AIM: Collect all lines from the listing that include the string "规模以上企业万元".

INPUT ROWS:
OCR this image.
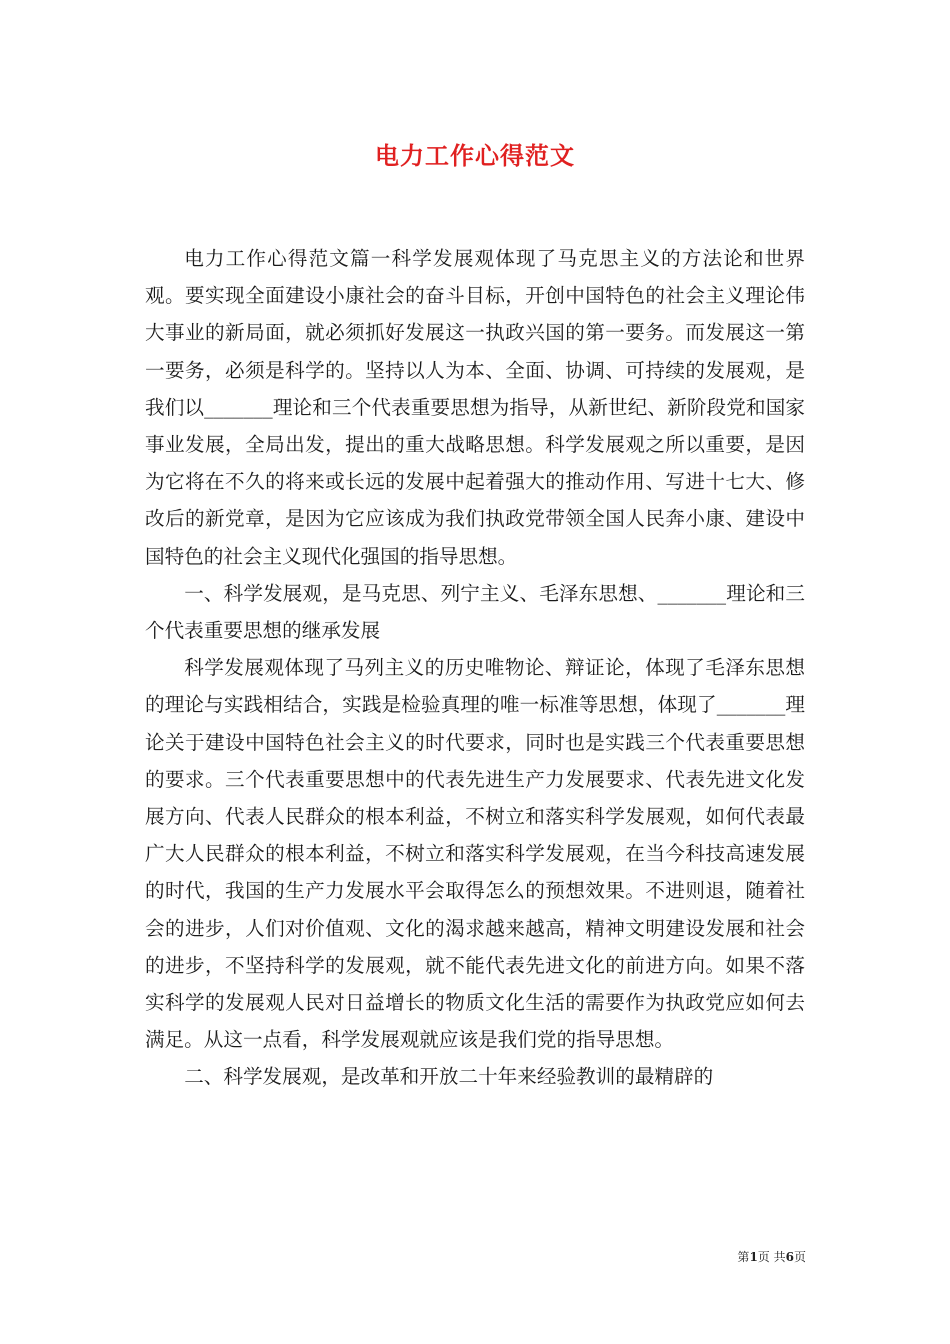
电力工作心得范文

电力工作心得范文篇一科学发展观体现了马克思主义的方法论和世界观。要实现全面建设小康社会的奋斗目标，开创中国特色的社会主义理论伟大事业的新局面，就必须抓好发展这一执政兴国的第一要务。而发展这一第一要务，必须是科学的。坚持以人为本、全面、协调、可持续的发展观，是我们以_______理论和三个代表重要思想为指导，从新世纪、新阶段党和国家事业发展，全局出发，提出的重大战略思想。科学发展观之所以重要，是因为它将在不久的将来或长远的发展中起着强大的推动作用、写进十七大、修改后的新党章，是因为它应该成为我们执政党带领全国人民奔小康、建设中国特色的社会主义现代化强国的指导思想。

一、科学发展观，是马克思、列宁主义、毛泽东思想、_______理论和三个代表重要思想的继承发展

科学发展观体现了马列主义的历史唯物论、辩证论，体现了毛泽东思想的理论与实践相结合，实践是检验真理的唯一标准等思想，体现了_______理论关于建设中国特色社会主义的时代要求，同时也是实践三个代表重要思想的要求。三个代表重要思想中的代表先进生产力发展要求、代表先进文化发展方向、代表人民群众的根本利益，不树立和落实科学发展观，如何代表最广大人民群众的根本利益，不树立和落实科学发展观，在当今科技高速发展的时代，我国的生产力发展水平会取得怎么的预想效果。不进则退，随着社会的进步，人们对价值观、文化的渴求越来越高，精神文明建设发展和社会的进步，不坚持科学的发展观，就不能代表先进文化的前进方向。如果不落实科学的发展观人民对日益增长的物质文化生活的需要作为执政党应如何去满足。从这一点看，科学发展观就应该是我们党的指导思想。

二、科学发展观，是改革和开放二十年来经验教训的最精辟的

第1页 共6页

* * *

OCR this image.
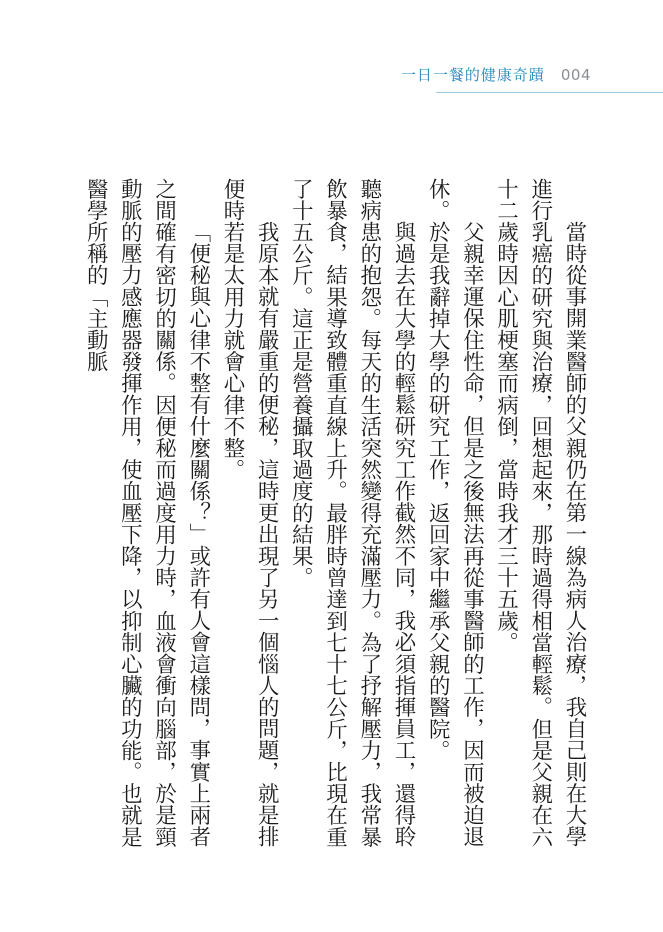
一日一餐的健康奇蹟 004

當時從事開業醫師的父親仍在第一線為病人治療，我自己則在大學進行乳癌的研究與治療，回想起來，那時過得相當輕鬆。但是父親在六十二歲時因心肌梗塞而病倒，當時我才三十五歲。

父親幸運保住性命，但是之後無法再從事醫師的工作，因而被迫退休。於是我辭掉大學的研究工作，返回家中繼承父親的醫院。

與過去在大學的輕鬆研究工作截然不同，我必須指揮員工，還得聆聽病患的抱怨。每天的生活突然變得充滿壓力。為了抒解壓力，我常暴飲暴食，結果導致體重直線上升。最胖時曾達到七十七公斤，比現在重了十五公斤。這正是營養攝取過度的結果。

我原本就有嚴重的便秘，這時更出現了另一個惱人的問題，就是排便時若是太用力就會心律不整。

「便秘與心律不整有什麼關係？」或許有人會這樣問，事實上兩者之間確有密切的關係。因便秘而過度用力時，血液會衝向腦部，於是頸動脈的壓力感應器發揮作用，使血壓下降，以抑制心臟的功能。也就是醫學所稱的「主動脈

---

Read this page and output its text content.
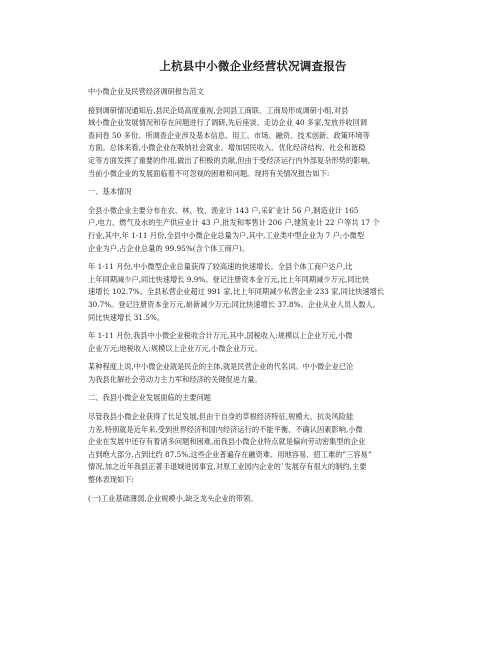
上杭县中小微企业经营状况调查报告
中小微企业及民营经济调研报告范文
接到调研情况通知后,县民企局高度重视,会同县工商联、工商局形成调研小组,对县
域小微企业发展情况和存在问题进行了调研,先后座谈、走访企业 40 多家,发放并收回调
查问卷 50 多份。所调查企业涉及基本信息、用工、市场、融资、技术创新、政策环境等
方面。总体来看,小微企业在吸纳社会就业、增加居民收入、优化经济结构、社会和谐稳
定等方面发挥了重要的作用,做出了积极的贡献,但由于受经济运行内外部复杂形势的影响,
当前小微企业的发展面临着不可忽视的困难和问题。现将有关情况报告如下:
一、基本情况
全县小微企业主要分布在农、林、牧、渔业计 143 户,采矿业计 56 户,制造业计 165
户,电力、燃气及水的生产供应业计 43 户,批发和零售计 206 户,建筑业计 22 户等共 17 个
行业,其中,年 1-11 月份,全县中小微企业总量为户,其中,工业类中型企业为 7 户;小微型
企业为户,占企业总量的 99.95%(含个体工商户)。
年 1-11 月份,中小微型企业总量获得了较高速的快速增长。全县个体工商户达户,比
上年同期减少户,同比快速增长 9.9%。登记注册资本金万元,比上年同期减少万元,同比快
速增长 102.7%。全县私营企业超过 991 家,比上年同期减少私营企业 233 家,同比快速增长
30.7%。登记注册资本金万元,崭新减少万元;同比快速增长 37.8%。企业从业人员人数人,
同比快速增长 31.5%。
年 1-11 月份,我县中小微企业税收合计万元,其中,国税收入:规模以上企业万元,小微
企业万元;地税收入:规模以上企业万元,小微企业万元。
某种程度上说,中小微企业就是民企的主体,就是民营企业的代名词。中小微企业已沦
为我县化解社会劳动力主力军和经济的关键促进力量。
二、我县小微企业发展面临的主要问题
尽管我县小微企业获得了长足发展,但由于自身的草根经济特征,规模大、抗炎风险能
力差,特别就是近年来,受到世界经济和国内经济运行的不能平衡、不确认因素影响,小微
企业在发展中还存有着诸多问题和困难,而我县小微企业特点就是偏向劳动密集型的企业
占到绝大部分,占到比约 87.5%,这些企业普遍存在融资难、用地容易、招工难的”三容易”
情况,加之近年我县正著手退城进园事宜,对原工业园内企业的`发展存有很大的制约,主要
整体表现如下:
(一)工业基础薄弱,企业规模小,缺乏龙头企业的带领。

RESULT OF THIS EXERCISE:
年 1-11 月份,我县中小微企业税收合计万元,其中,国税收入:规模以上企业万元,小微
企业万元;地税收入:规模以上企业万元,小微企业万元。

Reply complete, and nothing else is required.